Extracted records:
Start
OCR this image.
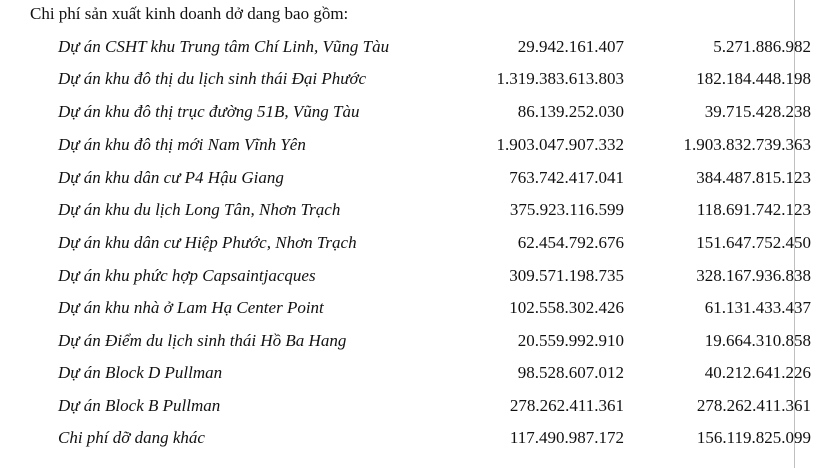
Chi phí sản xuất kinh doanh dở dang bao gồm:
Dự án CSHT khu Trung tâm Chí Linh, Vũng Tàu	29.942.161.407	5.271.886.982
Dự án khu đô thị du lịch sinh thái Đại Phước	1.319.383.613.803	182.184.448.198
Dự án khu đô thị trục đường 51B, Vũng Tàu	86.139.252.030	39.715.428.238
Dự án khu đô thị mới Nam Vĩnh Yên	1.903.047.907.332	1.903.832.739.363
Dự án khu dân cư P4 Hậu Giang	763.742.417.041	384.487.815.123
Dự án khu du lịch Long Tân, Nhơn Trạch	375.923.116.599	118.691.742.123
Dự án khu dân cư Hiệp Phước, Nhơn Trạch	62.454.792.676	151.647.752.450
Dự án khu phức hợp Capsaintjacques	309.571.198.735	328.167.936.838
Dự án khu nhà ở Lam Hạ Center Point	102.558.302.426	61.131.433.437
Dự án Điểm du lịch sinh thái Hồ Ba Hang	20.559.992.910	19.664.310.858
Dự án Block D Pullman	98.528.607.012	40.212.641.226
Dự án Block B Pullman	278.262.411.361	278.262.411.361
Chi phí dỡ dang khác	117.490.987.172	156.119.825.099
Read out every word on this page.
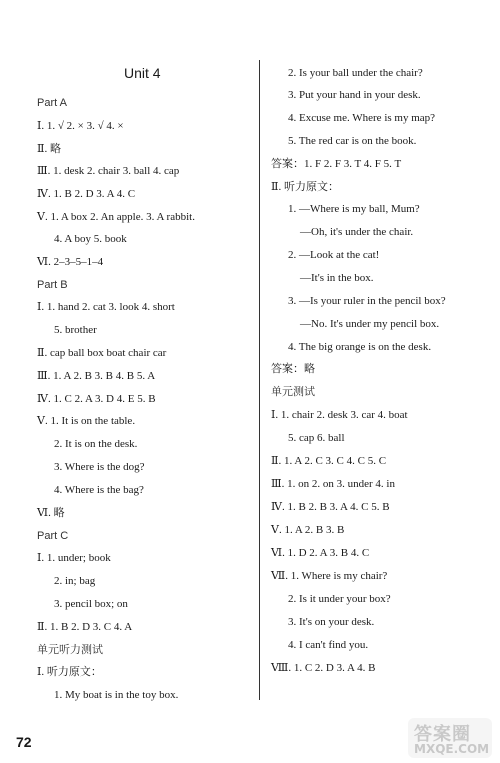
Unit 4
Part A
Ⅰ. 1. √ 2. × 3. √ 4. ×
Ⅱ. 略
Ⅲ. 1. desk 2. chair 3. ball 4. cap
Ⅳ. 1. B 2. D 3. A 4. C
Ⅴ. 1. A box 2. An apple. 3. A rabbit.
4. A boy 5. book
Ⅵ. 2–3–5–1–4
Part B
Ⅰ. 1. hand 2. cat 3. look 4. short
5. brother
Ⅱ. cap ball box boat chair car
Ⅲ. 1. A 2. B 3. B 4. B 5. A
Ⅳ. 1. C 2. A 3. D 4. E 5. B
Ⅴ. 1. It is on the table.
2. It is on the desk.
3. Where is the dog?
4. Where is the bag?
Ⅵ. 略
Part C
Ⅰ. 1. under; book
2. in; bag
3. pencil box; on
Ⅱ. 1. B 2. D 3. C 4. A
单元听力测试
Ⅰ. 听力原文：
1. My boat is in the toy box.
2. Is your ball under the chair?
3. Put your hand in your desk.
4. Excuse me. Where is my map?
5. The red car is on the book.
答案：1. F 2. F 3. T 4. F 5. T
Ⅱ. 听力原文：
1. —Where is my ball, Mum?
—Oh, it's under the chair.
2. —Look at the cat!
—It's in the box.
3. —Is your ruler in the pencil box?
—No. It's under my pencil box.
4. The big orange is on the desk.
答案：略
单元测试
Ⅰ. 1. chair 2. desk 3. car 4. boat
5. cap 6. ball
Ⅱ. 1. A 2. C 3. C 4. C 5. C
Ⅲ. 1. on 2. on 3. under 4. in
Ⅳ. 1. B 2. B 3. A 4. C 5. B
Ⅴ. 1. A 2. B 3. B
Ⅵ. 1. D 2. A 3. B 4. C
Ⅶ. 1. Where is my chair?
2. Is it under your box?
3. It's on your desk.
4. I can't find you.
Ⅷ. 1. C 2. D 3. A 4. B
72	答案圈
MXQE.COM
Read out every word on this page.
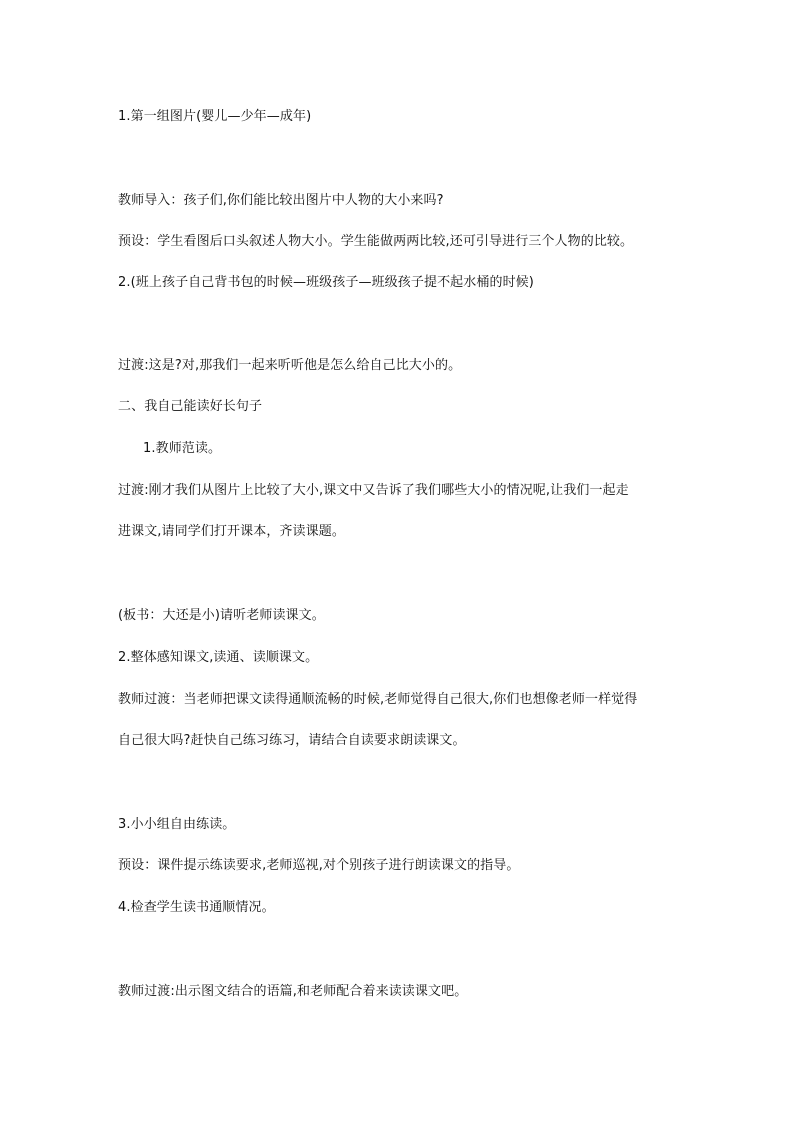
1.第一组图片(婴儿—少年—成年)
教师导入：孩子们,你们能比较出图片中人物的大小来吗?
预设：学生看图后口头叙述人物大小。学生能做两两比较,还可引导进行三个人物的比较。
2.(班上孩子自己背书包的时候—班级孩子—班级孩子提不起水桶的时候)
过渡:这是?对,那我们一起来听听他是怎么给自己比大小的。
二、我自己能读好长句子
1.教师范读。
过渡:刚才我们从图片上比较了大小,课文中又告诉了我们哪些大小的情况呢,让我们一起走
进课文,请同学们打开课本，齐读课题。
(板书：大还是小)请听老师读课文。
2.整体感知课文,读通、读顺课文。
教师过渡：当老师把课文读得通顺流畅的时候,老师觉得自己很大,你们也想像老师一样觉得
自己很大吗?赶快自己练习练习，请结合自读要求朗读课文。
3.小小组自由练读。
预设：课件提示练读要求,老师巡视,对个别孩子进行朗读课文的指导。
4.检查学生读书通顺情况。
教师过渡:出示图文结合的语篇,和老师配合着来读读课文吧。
End
TASK: Search the listing for the word "sinh". Copy every line in which it occurs.

SOLUTION FOR THIS EXERCISE:
Dự án khu đô thị du lịch sinh thái Đại Phước	1.319.383.613.803	182.184.448.198
Dự án Điểm du lịch sinh thái Hồ Ba Hang	20.559.992.910	19.664.310.858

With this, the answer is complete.